◆ Exercise instructions
Locate and copy all lines bearing the word "this".

◆ Materials provided
>>
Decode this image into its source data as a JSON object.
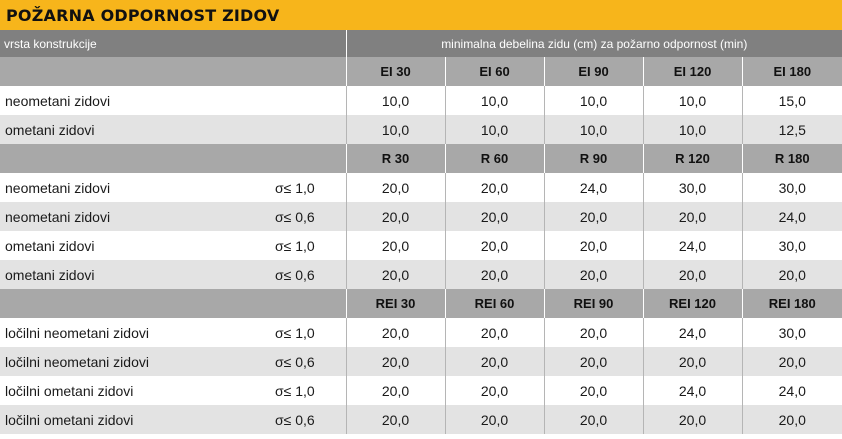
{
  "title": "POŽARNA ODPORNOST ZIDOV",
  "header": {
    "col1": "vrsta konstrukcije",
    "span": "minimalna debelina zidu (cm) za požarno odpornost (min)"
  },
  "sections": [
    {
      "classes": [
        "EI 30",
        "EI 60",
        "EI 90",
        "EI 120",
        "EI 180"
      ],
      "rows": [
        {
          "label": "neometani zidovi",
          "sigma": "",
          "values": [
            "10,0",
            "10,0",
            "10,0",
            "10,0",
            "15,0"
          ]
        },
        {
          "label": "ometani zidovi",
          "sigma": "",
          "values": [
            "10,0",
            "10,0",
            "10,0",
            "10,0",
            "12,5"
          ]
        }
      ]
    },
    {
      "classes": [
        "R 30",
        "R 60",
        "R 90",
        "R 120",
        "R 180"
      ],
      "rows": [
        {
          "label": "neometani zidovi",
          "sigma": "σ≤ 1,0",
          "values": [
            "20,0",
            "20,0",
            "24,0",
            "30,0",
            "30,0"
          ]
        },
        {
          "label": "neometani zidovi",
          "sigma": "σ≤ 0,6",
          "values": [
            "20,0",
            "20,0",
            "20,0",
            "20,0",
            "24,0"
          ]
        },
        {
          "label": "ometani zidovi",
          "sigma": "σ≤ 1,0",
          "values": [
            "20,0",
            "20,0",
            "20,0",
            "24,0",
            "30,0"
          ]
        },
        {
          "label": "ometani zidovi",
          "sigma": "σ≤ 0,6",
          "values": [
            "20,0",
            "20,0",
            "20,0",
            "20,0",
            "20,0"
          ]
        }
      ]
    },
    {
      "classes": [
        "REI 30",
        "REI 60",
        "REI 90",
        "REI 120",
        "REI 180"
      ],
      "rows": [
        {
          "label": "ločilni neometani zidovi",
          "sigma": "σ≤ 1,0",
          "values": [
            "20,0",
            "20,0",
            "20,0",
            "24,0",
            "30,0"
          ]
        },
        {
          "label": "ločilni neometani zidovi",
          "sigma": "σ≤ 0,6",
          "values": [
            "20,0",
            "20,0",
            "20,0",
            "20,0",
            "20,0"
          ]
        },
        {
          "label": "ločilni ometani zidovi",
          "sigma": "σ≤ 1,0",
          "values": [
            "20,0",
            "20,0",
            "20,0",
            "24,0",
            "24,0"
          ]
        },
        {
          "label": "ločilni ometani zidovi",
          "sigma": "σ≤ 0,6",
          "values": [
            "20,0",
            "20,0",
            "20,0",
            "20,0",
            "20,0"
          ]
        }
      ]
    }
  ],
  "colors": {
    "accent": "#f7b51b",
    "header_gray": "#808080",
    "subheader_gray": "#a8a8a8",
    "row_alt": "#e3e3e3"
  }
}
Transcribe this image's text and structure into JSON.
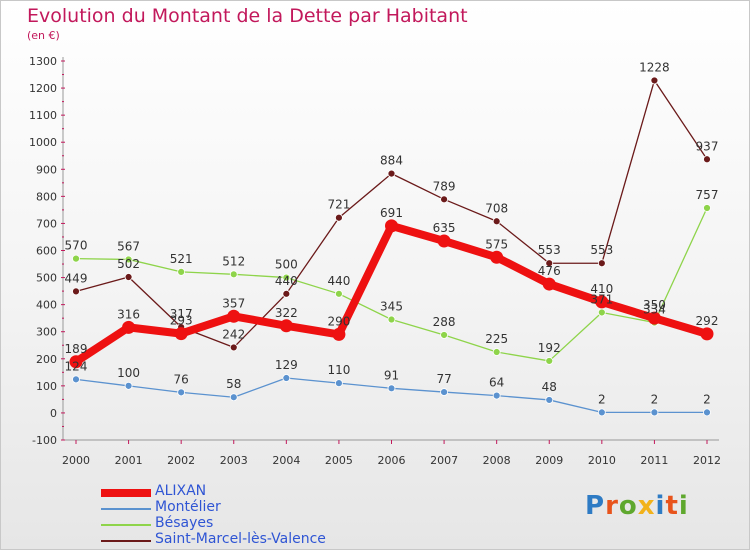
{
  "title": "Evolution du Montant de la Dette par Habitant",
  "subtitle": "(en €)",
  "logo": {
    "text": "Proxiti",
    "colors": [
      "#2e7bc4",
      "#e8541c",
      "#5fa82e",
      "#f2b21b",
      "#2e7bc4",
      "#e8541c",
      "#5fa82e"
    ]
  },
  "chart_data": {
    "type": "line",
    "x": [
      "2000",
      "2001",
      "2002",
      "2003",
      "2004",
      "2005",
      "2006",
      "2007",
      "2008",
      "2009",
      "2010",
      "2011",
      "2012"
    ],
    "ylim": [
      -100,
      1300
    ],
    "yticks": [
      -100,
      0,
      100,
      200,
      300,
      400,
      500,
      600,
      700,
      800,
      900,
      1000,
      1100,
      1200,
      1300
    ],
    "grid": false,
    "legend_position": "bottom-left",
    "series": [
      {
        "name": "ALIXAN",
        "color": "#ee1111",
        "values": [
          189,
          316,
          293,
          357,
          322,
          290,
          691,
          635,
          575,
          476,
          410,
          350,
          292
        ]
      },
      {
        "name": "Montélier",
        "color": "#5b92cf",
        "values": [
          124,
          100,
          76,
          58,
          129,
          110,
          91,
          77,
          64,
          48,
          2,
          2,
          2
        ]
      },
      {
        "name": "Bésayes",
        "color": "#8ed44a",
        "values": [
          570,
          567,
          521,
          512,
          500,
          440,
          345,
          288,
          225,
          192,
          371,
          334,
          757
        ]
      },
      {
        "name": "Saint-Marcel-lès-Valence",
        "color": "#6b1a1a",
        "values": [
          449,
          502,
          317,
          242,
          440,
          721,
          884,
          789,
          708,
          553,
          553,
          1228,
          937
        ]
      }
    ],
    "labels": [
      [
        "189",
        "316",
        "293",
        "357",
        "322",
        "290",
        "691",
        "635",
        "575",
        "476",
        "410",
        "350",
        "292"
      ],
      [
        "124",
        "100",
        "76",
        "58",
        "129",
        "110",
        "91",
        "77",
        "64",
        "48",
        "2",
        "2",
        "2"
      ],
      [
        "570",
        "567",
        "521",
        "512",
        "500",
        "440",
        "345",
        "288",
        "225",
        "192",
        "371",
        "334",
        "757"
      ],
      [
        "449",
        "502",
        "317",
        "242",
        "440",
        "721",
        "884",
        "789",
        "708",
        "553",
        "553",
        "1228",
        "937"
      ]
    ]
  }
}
<<
◆ Written reply
Decode this image into its source data as a JSON object.
Transcribe this image's text and structure into JSON.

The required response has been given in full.